Objectives:
1 – Format the listing as a JSON list of strings, one string per line with blank lines omitted. Begin at the first line of the listing and stop after the line that contains "status-bar: 9:53 <box>0 0 432 22</box>", including both.
2 – Continue the article on the finances of making Aliyah with a family, starting after its last sentence.

Selected extract:
------------------------
When making Aliyah at a young age, Israel has the appeal of a bold new step and a plan for developing a life on a new sheet of paper. But when making Aliyah at a slightly older age and with a family, it is not enough to just come and soak in the surroundings; one has to plan for a new life in the context of the life one already has.
Generally speaking, there are three important financial steps one has to take in order to adjust to Israeli life: (1) get out of the American mindset (2) thrive in Israel (3) plan for retirement.
(1) Getting out of the American mindset. Financially, living in America is like living in a crack den. Technically you are in control, you don’t have to take drugs – but on the other hand, the longer you live there, the more you are affected by the environment and the greater the odds are that you will. Americans are brainwashed consumers fighting crack dealers at every corner. Debt is the most aggressively marketed item in the US and instant gratification is okay as long as you’ll be able to make the payment. And because the United States is so far behind nearly every other western country, it is permissible for children to be brainwashed at the youngest of ages so that their financial irresponsibility will follow them throughout their entire lives.
Americans olim, particularly those with families of all ages, need to actively undo the brainwashing of American financial irresponsibility. The most important financial lesson that American Olim must learn in Israel is the most important financial lesson never learned in the United States. Spend less than you earn. Nothing I can say can make up for this simple fact of life: if you spend less than you earn, you will always have more money. As a family, you must agree on, understand, and stick to a budget every month. Having a budget allows you to adjust financially to Israel while understanding how you choose to live.
“But Jon, my family and I just made Aliyah, we need to just have some freedom to spend until we adjust to life here!”
And what exactly will make you adjust? There is no shortage of people who want to take your money, and there is no lack midst the plethora of ways to spend it. So every day you will spend “only” ₪ 25 on shwarma (with a reasonably priced ₪ 10 can of soda) – and then go out for some nice dinner because “it’s just another couple of shekels and isn’t a shekel just a quarter anyways?” Well, quarters add up. Your expenses will begin to pile, you’ll make less and you’ll spend more because you feel bad about the money you don’t have, but continue to spend.
Make a budget. Even if you decide to budget more than you earn and dip into your savings a bit as you gradually budget down each month until you finally spend less than you earn – make a budget. Train yourself to live on less. Just because it is kosher does not mean you have to eat it. You can buy some school supplies at the ₪ 1 store. Spend time in Israel’s beautiful parks and begin to focus less on the materialistic and more on the religious / personal / spiritual. Isn’t that why you came here as a family in the first place?
(2) The next step is to thrive in Israel. Once you get your expenses under control and you begin to settle in, it is time to work on your Israeli lifestyle. Do you need to get any additional licensing to advance in your field? How’s your Hebrew? Are you from a community where, generally speaking, children marry younger, and if so, will you be able to offer support? Can you adjust your work schedule to make more time for learning? This is the time to ask these questions. Set goals for yourself financially, socially, and religiously and live the life you made Aliyah to live.
------------------------
Stored rows:
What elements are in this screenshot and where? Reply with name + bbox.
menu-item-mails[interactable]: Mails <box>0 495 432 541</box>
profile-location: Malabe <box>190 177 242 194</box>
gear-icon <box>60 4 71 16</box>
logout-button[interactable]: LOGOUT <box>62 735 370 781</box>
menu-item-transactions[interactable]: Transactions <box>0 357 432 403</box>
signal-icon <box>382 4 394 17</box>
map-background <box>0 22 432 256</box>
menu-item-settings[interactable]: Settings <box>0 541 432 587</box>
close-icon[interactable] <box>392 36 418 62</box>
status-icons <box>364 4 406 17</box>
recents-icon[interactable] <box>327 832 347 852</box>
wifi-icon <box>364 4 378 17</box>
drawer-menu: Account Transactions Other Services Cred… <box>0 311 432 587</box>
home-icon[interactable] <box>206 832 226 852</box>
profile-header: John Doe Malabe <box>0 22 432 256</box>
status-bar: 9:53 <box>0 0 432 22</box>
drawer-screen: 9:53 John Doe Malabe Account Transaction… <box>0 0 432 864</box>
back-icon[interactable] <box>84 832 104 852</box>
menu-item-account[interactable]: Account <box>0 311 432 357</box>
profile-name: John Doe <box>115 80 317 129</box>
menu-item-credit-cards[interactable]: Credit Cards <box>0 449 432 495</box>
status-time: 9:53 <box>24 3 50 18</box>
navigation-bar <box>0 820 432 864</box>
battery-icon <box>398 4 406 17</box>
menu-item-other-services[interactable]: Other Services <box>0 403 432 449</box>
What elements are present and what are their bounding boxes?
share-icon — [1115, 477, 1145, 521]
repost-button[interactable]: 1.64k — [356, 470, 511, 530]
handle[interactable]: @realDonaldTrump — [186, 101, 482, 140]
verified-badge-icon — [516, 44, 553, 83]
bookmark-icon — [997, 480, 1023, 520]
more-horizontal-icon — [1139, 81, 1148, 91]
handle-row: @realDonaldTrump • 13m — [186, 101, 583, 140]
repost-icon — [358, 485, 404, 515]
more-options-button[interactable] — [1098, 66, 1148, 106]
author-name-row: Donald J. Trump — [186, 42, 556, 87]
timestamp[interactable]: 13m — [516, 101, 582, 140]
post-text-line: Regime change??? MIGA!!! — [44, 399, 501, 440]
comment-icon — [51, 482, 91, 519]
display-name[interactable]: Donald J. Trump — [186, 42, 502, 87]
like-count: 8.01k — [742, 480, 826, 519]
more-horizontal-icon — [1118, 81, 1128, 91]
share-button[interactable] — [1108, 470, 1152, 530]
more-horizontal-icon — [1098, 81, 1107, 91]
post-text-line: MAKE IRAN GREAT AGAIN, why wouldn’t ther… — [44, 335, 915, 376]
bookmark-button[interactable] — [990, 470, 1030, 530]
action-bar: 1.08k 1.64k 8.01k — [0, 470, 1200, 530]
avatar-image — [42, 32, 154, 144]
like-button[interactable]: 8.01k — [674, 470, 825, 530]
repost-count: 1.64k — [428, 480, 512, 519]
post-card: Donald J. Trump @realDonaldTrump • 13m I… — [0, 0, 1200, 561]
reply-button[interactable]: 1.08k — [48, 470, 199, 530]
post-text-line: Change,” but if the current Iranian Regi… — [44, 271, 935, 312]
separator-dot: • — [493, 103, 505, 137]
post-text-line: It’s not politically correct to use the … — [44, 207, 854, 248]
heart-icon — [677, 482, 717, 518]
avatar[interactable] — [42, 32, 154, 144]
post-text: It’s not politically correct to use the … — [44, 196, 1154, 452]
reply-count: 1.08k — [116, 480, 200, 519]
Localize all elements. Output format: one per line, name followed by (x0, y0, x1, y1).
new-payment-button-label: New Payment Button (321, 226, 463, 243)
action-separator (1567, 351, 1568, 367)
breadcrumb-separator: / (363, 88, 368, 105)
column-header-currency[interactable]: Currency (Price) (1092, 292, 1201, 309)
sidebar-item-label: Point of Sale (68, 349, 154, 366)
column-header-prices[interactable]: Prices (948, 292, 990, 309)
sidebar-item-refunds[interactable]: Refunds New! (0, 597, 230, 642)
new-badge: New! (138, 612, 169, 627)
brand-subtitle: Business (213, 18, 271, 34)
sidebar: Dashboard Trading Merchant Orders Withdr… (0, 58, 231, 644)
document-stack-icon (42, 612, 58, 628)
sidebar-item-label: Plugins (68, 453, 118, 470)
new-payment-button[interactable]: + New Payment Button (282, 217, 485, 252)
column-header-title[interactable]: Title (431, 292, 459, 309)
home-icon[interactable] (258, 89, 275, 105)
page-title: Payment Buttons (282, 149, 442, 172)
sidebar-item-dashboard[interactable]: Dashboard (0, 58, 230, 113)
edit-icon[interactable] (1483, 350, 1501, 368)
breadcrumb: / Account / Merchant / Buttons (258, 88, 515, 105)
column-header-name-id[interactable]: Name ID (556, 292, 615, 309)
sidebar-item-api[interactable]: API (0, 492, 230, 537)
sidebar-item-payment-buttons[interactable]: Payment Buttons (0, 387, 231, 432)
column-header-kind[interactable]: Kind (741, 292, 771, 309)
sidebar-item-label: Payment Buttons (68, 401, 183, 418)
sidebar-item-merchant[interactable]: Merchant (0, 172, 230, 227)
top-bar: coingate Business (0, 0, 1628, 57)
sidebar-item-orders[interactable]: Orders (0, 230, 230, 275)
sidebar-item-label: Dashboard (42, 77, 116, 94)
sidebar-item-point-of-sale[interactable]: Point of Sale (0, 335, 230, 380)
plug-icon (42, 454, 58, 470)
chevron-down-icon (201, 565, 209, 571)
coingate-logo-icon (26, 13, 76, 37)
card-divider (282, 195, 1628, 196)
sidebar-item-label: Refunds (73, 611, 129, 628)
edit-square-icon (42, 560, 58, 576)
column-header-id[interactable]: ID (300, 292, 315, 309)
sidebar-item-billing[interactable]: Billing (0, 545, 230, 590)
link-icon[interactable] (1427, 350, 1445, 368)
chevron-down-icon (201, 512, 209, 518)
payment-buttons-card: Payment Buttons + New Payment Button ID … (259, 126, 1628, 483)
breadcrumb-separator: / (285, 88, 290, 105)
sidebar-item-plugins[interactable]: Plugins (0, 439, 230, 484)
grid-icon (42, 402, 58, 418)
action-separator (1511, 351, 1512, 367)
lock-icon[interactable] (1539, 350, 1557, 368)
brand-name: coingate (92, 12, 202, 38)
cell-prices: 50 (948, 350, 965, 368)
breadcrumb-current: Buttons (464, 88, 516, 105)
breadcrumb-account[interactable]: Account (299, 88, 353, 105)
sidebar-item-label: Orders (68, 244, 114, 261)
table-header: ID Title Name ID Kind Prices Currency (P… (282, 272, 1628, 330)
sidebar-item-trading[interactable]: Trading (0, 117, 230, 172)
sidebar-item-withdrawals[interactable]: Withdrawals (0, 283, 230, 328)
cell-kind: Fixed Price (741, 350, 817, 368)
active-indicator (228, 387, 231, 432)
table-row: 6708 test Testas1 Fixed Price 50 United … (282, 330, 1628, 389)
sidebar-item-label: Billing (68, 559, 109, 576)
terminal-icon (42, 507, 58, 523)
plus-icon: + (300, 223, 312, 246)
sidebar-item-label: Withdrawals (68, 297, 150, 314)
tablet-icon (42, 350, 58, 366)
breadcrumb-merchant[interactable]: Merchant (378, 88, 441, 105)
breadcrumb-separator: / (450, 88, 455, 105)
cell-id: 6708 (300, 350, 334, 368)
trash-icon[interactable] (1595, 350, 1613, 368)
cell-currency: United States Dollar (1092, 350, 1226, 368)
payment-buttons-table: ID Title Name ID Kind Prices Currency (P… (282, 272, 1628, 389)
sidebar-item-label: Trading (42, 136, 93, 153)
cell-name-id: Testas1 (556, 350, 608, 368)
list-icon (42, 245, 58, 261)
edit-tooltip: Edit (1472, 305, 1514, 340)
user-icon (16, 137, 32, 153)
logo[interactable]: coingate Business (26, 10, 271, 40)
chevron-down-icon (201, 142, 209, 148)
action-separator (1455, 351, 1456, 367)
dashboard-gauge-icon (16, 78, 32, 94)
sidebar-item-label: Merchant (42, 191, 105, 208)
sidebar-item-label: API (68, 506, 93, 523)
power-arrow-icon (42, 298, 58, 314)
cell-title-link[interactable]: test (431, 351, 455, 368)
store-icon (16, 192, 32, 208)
------------------------
Results of the tasks:
1 –
[
  "What elements are in this screenshot and where? Reply with name + bbox.",
  "menu-item-mails[interactable]: Mails <box>0 495 432 541</box>",
  "profile-location: Malabe <box>190 177 242 194</box>",
  "gear-icon <box>60 4 71 16</box>",
  "logout-button[interactable]: LOGOUT <box>62 735 370 781</box>",
  "menu-item-transactions[interactable]: Transactions <box>0 357 432 403</box>",
  "signal-icon <box>382 4 394 17</box>",
  "map-background <box>0 22 432 256</box>",
  "menu-item-settings[interactable]: Settings <box>0 541 432 587</box>",
  "close-icon[interactable] <box>392 36 418 62</box>",
  "status-icons <box>364 4 406 17</box>",
  "recents-icon[interactable] <box>327 832 347 852</box>",
  "wifi-icon <box>364 4 378 17</box>",
  "drawer-menu: Account Transactions Other Services Cred… <box>0 311 432 587</box>",
  "home-icon[interactable] <box>206 832 226 852</box>",
  "profile-header: John Doe Malabe <box>0 22 432 256</box>",
  "status-bar: 9:53 <box>0 0 432 22</box>"
]

2 –
(3) The third, and perhaps most ignored step, is to plan for the future. Find out how much you’re going to need. Not sure how much? Ask an old person.
Don’t just throw money into some investment and assume it will pay you enough to retire with dignity. Unautomate your finances – take a hands-on approach and watch your investments. Put some money into kupot gemel in order to have a lump sum when you retire and put money into your keren pensia in order to have the proper annuity you’ll need in order to live out your days.
I know these words sound all complicated and Hebraic, so let me clarify what these mean and how to do it. A kupat gemel is a providence fund.
“Hey Jon, I just checked wikipedia, and they’ve never heard of a Providence fund?!”
You got me there. The ministry of finance chose the term “Providence Fund” even though it is a made-up word that means nothing except what it is translated to mean, much like “firmament.” What it really means is a long term mutual fund that you an only cash it at retirement age (currently 64 for women and 67 for men.) These will help you get that lump sum you’ll need when you retire.
And how will you live after that? Either from a ton of cash you have in a nice off-shore bank, or like most of us, from a keren pensia. I would take the active approach and call the keren pensia and describe your situation (physical health, age, etc) and ask “how much do I need to put in before retirement in order to have an annuity of ₪ X per month?” Odds are you won’t get an answer at first, but keep pushing and get an approximate amount. Remember in Israel, “no” means “not unless you make a big deal out of it.”
The amount you’ll be told will depend on many factors including how the market is doing, so it is really hard to know an exact amount; play it safe and always be conservative with your money. Also, keep reading as I continue to delve into the pension system here and explain how to understand the pension system here.
So now you know you want to have ₪ X for your kupat gemel and ₪ Y in your keren pensia. Now it’s a race to get the money. You have a goal; plan around it, try to get the money into these accounts as soon as possible and reach your goal. Remember, these funds have compound interest, the sooner you put in the money the more interest you get.
“I advise you to go on living solely to enrage those who are paying your annuities. It is the only pleasure I have left.”
“Don’t simply retire from something, have something to retire to”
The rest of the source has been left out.